**Stated exercise:** Copy every line of the records below that holds the word "Sextas".

**Given entries:**
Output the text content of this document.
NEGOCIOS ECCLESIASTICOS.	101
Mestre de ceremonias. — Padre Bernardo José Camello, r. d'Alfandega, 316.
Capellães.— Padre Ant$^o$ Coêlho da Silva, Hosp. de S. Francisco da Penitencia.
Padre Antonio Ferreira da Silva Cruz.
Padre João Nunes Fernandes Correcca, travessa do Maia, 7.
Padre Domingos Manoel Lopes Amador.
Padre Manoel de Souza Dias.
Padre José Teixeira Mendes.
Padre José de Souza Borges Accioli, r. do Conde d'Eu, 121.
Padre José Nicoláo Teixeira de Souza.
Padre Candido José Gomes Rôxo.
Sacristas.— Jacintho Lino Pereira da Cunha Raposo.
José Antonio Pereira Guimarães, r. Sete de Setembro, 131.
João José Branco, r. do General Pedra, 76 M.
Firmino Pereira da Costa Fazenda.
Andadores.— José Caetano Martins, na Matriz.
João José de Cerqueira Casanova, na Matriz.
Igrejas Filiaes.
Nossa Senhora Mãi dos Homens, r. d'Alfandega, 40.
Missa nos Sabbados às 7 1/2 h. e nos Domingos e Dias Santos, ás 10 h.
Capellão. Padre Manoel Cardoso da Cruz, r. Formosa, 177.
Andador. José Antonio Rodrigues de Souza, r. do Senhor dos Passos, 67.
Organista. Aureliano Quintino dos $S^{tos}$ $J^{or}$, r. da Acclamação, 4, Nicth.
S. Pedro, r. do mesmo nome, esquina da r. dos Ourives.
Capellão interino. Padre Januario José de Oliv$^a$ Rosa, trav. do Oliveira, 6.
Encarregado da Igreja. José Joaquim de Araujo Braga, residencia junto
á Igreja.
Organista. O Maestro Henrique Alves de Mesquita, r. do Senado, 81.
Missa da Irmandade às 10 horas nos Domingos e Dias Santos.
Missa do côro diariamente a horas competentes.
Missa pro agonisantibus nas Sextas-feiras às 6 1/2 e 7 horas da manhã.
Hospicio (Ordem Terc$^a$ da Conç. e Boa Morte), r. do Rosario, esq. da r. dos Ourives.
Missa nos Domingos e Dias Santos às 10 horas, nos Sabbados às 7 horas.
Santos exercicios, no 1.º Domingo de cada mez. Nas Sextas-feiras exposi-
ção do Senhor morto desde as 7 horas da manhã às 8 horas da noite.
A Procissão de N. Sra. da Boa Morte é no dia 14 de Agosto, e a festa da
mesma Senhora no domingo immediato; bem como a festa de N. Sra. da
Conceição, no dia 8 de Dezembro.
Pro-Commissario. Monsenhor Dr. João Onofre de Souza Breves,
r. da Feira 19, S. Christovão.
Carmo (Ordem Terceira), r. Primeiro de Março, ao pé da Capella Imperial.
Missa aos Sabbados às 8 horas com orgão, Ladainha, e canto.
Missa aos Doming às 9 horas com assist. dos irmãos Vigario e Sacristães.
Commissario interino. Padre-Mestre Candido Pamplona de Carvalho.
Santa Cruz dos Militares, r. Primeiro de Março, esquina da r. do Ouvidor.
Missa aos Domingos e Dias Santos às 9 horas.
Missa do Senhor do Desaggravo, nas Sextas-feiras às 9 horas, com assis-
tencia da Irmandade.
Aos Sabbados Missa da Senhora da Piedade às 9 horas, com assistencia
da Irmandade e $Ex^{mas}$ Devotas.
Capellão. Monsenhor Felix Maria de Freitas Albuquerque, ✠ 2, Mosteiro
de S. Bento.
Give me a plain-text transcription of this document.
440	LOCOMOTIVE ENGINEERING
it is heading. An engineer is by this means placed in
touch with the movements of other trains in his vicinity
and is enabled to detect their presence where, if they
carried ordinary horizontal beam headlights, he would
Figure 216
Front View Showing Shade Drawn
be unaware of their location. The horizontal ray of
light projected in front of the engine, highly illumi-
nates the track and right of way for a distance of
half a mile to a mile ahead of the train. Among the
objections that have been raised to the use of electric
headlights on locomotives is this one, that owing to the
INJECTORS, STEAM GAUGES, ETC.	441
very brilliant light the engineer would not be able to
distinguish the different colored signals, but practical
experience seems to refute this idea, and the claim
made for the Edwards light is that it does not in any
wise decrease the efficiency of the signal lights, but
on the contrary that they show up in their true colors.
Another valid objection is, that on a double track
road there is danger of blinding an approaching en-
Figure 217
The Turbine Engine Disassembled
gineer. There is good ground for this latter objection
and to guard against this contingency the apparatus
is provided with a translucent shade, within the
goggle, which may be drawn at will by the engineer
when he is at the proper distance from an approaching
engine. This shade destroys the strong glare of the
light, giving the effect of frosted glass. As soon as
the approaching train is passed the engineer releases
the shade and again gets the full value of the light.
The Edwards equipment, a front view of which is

**Output:**
Missa pro agonisantibus nas Sextas-feiras às 6 1/2 e 7 horas da manhã.
Santos exercicios, no 1.º Domingo de cada mez. Nas Sextas-feiras exposi-
Missa do Senhor do Desaggravo, nas Sextas-feiras às 9 horas, com assis-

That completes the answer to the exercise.